GIVEN DATA
════════════════════

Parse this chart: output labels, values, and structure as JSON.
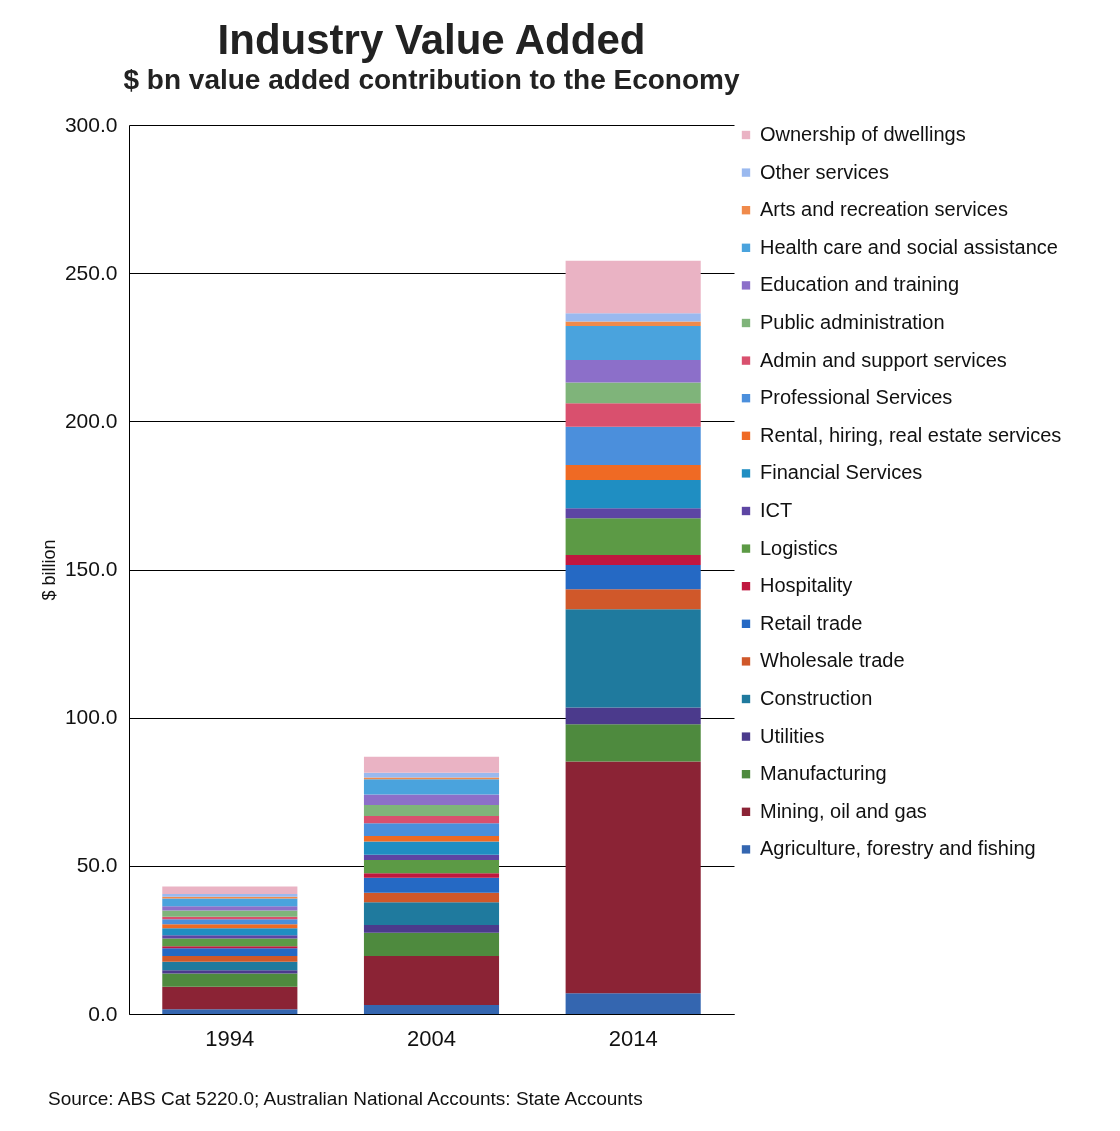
{
  "chart_data": {
    "type": "bar",
    "title": "Industry Value Added",
    "subtitle": "$ bn value added contribution to the Economy",
    "ylabel": "$ billion",
    "categories": [
      "1994",
      "2004",
      "2014"
    ],
    "stacked": true,
    "legend": "right",
    "grid": "y",
    "ylim": [
      0,
      300
    ],
    "yticks": [
      {
        "value": 0,
        "label": "0.0"
      },
      {
        "value": 50,
        "label": "50.0"
      },
      {
        "value": 100,
        "label": "100.0"
      },
      {
        "value": 150,
        "label": "150.0"
      },
      {
        "value": 200,
        "label": "200.0"
      },
      {
        "value": 250,
        "label": "250.0"
      },
      {
        "value": 300,
        "label": "300.0"
      }
    ],
    "series": [
      {
        "name": "Agriculture, forestry and fishing",
        "color": "#3466b0",
        "values": [
          1.6,
          3.0,
          7.0
        ]
      },
      {
        "name": "Mining, oil and gas",
        "color": "#8b2335",
        "values": [
          7.6,
          16.6,
          78.2
        ]
      },
      {
        "name": "Manufacturing",
        "color": "#4e8a3e",
        "values": [
          4.5,
          7.8,
          12.6
        ]
      },
      {
        "name": "Utilities",
        "color": "#4b3a8c",
        "values": [
          1.1,
          2.6,
          5.6
        ]
      },
      {
        "name": "Construction",
        "color": "#1f7a9e",
        "values": [
          2.8,
          7.7,
          33.2
        ]
      },
      {
        "name": "Wholesale trade",
        "color": "#d0582a",
        "values": [
          2.0,
          3.2,
          6.7
        ]
      },
      {
        "name": "Retail trade",
        "color": "#2569c4",
        "values": [
          2.6,
          5.1,
          8.2
        ]
      },
      {
        "name": "Hospitality",
        "color": "#c0173f",
        "values": [
          0.7,
          1.5,
          3.4
        ]
      },
      {
        "name": "Logistics",
        "color": "#5c9a45",
        "values": [
          2.6,
          4.5,
          12.4
        ]
      },
      {
        "name": "ICT",
        "color": "#5d45a3",
        "values": [
          1.1,
          1.7,
          3.4
        ]
      },
      {
        "name": "Financial Services",
        "color": "#1f8ec2",
        "values": [
          2.3,
          4.5,
          9.5
        ]
      },
      {
        "name": "Rental, hiring, real estate services",
        "color": "#ef6a24",
        "values": [
          1.4,
          1.9,
          5.1
        ]
      },
      {
        "name": "Professional Services",
        "color": "#4b8fdc",
        "values": [
          1.7,
          4.3,
          12.9
        ]
      },
      {
        "name": "Admin and support services",
        "color": "#d9506e",
        "values": [
          0.8,
          2.4,
          7.9
        ]
      },
      {
        "name": "Public administration",
        "color": "#7fb47a",
        "values": [
          2.1,
          3.7,
          7.0
        ]
      },
      {
        "name": "Education and training",
        "color": "#8c6fc9",
        "values": [
          1.5,
          3.6,
          7.6
        ]
      },
      {
        "name": "Health care and social assistance",
        "color": "#4aa3dd",
        "values": [
          2.6,
          5.1,
          11.5
        ]
      },
      {
        "name": "Arts and recreation services",
        "color": "#f08a4b",
        "values": [
          0.6,
          0.6,
          1.5
        ]
      },
      {
        "name": "Other services",
        "color": "#9ab9ef",
        "values": [
          0.9,
          1.6,
          2.8
        ]
      },
      {
        "name": "Ownership of dwellings",
        "color": "#eab3c4",
        "values": [
          2.5,
          5.4,
          17.7
        ]
      }
    ],
    "annotations": [
      "Source: ABS Cat 5220.0; Australian National  Accounts: State Accounts"
    ]
  }
}
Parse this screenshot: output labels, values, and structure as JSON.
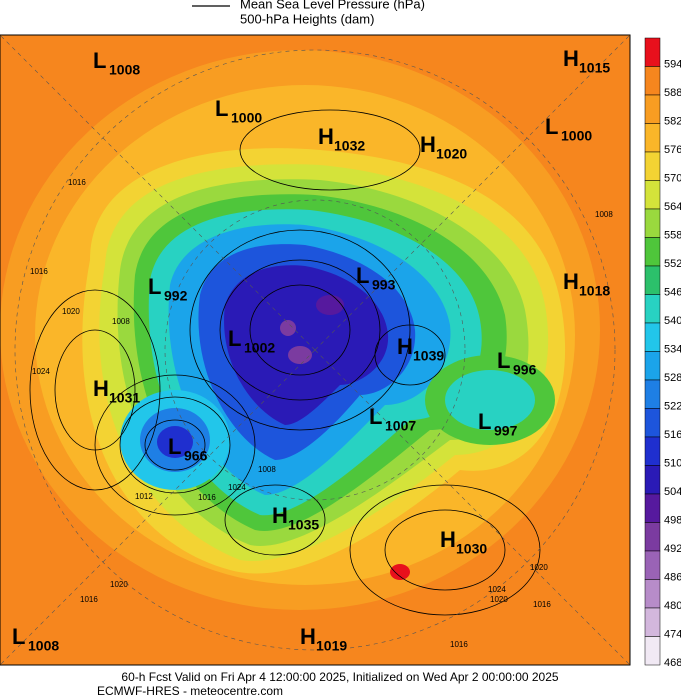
{
  "legend": [
    "Mean Sea Level Pressure (hPa)",
    "500-hPa Heights (dam)"
  ],
  "colorbar": {
    "ticks": [
      594,
      588,
      582,
      576,
      570,
      564,
      558,
      552,
      546,
      540,
      534,
      528,
      522,
      516,
      510,
      504,
      498,
      492,
      486,
      480,
      474,
      468
    ],
    "colors": [
      "#e8101c",
      "#f6861e",
      "#f89d22",
      "#fab629",
      "#f3d333",
      "#d4e33a",
      "#9ad93e",
      "#4fc63b",
      "#2cc06b",
      "#28d2c2",
      "#22c6ea",
      "#1ba4ea",
      "#1e7fe5",
      "#1d55dc",
      "#1f2fcf",
      "#2a1ab6",
      "#56199e",
      "#7b3ba0",
      "#9a63b6",
      "#b78cc9",
      "#d3b7dd",
      "#f1e9f4"
    ]
  },
  "centers": [
    {
      "letter": "L",
      "value": "1008"
    },
    {
      "letter": "H",
      "value": "1015"
    },
    {
      "letter": "L",
      "value": "1000"
    },
    {
      "letter": "H",
      "value": "1032"
    },
    {
      "letter": "H",
      "value": "1020"
    },
    {
      "letter": "L",
      "value": "1000"
    },
    {
      "letter": "L",
      "value": "992"
    },
    {
      "letter": "L",
      "value": "993"
    },
    {
      "letter": "H",
      "value": "1018"
    },
    {
      "letter": "L",
      "value": "1002"
    },
    {
      "letter": "H",
      "value": "1039"
    },
    {
      "letter": "L",
      "value": "996"
    },
    {
      "letter": "H",
      "value": "1031"
    },
    {
      "letter": "L",
      "value": "1007"
    },
    {
      "letter": "L",
      "value": "997"
    },
    {
      "letter": "L",
      "value": "966"
    },
    {
      "letter": "H",
      "value": "1035"
    },
    {
      "letter": "H",
      "value": "1030"
    },
    {
      "letter": "L",
      "value": "1008"
    },
    {
      "letter": "H",
      "value": "1019"
    }
  ],
  "contour_labels": [
    "1016",
    "1016",
    "1020",
    "1024",
    "1008",
    "1008",
    "1012",
    "1016",
    "1024",
    "1020",
    "1016",
    "1020",
    "1024",
    "1020",
    "1016",
    "1016",
    "1008"
  ],
  "footer": [
    "60-h Fcst Valid on Fri Apr  4 12:00:00 2025, Initialized on Wed Apr  2 00:00:00 2025",
    "ECMWF-HRES  - meteocentre.com"
  ]
}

════════════════════

Pick every line with "JSON" in it and copy it.

RESULT
Parse this chart: output labels, values, and structure as JSON.
Parse this screenshot: output labels, values, and structure as JSON.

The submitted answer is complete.